begin SUPPLIED ENTRIES

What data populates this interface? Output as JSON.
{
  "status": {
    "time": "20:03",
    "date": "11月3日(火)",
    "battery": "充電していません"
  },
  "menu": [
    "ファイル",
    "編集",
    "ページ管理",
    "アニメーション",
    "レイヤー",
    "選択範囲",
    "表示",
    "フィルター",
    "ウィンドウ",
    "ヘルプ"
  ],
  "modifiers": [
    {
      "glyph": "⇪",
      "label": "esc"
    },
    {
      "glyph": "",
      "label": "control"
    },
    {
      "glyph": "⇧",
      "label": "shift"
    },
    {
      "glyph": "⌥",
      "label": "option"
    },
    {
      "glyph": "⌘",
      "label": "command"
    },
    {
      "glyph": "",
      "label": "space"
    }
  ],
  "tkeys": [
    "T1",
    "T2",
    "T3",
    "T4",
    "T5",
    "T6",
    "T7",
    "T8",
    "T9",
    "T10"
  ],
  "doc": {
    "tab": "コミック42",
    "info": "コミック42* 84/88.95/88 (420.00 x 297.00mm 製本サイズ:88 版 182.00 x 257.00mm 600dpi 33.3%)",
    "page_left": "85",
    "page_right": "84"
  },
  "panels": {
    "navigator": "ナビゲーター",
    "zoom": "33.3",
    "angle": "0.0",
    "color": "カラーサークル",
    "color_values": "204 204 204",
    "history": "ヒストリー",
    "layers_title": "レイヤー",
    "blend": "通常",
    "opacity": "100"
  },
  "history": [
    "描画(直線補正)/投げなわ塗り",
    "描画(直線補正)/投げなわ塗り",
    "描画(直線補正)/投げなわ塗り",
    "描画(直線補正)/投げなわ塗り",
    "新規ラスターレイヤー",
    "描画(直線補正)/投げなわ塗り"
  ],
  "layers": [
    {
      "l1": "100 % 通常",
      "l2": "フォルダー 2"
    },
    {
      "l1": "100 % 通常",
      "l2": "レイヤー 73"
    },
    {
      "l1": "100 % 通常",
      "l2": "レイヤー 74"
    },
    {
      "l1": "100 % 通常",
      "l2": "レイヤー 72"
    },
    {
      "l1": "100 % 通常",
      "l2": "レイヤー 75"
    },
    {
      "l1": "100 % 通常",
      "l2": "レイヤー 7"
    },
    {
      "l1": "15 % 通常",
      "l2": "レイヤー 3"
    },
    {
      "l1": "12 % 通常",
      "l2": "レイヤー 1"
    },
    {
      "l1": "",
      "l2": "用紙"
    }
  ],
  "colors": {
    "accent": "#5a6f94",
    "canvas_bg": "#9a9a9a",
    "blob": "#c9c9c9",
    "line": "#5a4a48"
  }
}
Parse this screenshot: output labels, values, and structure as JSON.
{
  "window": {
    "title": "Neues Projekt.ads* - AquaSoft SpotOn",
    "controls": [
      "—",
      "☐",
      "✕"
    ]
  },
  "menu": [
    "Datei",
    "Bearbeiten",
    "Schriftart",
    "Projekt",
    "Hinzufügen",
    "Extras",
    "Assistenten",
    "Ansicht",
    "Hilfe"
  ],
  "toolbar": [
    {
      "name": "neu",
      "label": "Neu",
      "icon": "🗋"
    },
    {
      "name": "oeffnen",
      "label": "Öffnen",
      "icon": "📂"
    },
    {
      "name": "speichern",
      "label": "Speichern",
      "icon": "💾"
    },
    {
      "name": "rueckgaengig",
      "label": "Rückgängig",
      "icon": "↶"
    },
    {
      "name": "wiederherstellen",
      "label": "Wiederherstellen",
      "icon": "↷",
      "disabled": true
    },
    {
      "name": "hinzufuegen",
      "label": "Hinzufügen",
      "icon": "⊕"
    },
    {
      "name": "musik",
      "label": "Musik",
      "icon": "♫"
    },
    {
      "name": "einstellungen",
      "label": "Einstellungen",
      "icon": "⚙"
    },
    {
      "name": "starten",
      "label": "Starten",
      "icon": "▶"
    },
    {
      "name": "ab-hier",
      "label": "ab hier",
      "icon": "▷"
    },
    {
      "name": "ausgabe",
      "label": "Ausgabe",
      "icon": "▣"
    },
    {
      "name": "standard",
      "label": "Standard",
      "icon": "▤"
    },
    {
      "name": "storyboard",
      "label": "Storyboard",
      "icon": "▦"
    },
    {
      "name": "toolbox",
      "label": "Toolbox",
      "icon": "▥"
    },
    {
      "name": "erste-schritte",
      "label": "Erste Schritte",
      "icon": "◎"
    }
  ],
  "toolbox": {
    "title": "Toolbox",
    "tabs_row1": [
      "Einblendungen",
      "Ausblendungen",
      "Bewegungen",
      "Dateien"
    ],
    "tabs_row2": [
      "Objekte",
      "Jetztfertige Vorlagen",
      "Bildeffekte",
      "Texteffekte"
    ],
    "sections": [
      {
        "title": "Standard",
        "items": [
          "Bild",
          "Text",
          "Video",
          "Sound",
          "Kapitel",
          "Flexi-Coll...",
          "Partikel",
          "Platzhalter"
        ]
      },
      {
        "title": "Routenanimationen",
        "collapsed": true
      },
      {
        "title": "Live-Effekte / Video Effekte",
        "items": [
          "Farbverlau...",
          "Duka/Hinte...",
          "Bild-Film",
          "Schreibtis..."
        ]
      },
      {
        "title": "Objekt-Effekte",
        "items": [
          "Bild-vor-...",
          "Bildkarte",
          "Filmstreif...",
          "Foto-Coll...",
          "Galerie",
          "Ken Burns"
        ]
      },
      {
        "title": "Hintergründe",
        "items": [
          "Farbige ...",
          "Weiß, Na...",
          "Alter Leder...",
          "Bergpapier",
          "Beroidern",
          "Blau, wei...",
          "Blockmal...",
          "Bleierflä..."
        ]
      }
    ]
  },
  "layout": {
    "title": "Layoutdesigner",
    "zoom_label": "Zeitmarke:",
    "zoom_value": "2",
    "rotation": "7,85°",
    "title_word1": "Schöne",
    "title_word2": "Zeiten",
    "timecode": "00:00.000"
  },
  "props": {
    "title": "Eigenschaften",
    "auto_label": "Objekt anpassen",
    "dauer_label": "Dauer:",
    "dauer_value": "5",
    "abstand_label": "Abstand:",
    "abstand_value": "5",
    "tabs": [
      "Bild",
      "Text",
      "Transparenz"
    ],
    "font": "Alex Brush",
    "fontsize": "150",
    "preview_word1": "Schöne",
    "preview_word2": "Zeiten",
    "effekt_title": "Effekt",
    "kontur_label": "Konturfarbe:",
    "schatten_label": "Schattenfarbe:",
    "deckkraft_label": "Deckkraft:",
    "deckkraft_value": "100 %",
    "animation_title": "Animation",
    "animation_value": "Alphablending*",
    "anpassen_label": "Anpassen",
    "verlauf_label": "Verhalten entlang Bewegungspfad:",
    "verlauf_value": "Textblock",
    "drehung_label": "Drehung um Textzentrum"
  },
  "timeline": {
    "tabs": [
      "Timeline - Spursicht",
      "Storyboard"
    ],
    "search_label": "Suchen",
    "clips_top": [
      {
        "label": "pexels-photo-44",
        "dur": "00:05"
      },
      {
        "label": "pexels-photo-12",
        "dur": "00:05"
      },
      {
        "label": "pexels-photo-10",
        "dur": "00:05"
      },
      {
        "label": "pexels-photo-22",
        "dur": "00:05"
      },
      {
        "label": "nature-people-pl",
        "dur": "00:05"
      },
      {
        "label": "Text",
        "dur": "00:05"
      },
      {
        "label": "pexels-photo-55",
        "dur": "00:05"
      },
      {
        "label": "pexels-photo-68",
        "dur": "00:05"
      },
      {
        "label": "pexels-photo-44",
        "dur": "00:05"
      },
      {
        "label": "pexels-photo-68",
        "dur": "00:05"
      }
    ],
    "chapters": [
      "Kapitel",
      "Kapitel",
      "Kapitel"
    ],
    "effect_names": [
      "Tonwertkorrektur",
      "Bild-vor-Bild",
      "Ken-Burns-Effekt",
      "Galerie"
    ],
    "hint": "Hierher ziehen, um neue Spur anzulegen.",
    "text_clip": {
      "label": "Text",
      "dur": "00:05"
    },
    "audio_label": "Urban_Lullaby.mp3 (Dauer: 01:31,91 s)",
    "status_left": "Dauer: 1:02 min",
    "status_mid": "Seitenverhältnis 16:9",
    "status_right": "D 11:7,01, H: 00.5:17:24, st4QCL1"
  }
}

end SUPPLIED ENTRIES

◆ WHAT IS BEING ASKED: Look for lines containing the string "photo" and copy them all.

◆ SOLUTION:
        "label": "pexels-photo-44",
        "label": "pexels-photo-12",
        "label": "pexels-photo-10",
        "label": "pexels-photo-22",
        "label": "pexels-photo-55",
        "label": "pexels-photo-68",
        "label": "pexels-photo-44",
        "label": "pexels-photo-68",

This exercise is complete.